• Directions: Only the number is wanted: count the lines that contain "Management".

• Supplied data:

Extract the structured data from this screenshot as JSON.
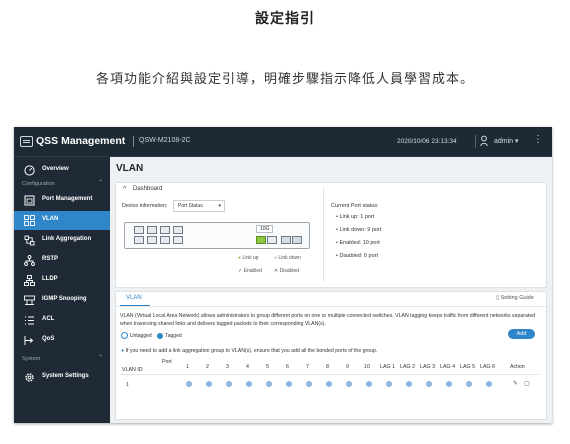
{
  "promo": {
    "title": "設定指引",
    "subtitle": "各項功能介紹與設定引導，明確步驟指示降低人員學習成本。"
  },
  "app": {
    "title": "QSS Management",
    "model": "QSW-M2108-2C",
    "datetime": "2020/10/06  23:13:34",
    "user": "admin ▾"
  },
  "sidebar": {
    "overview": "Overview",
    "group_configuration": "Configuration",
    "group_system": "System",
    "items": [
      {
        "label": "Port Management",
        "icon": "port-icon"
      },
      {
        "label": "VLAN",
        "icon": "vlan-icon"
      },
      {
        "label": "Link Aggregation",
        "icon": "link-aggregation-icon"
      },
      {
        "label": "RSTP",
        "icon": "rstp-icon"
      },
      {
        "label": "LLDP",
        "icon": "lldp-icon"
      },
      {
        "label": "IGMP Snooping",
        "icon": "igmp-icon"
      },
      {
        "label": "ACL",
        "icon": "acl-icon"
      },
      {
        "label": "QoS",
        "icon": "qos-icon"
      }
    ],
    "system_items": [
      {
        "label": "System Settings",
        "icon": "gear-icon"
      }
    ],
    "collapse": "«"
  },
  "main": {
    "page_title": "VLAN",
    "dashboard": {
      "label": "Dashboard",
      "device_info_label": "Device information:",
      "device_info_value": "Port Status",
      "tengig_label": "10G",
      "legend_link_up": "Link up",
      "legend_link_down": "Link down",
      "legend_enabled": "Enabled",
      "legend_disabled": "Disabled",
      "status_title": "Current Port status:",
      "status": [
        "Link up:  1 port",
        "Link down:  9 port",
        "Enabled:  10 port",
        "Disabled:  0 port"
      ]
    },
    "vlan": {
      "tab_label": "VLAN",
      "setting_guide": "Setting Guide",
      "description": "VLAN (Virtual Local Area Network) allows administrators to group different ports on one or multiple connected switches. VLAN tagging keeps traffic from different networks separated when traversing shared links and delivers tagged packets to their corresponding VLAN(s).",
      "untagged": "Untagged",
      "tagged": "Tagged",
      "add_button": "Add",
      "note": "If you need to add a link aggregation group to VLAN(s), ensure that you add all the bonded ports of the group.",
      "table": {
        "vlan_id_header": "VLAN ID",
        "port_header": "Port",
        "columns": [
          "1",
          "2",
          "3",
          "4",
          "5",
          "6",
          "7",
          "8",
          "9",
          "10",
          "LAG 1",
          "LAG 2",
          "LAG 3",
          "LAG 4",
          "LAG 5",
          "LAG 6"
        ],
        "action_header": "Action",
        "rows": [
          {
            "vlan_id": "1"
          }
        ]
      }
    }
  },
  "colors": {
    "accent": "#2f86c9",
    "sidebar_bg": "#1f2a36",
    "link_up": "#8fc63f"
  }
}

• Full output: 2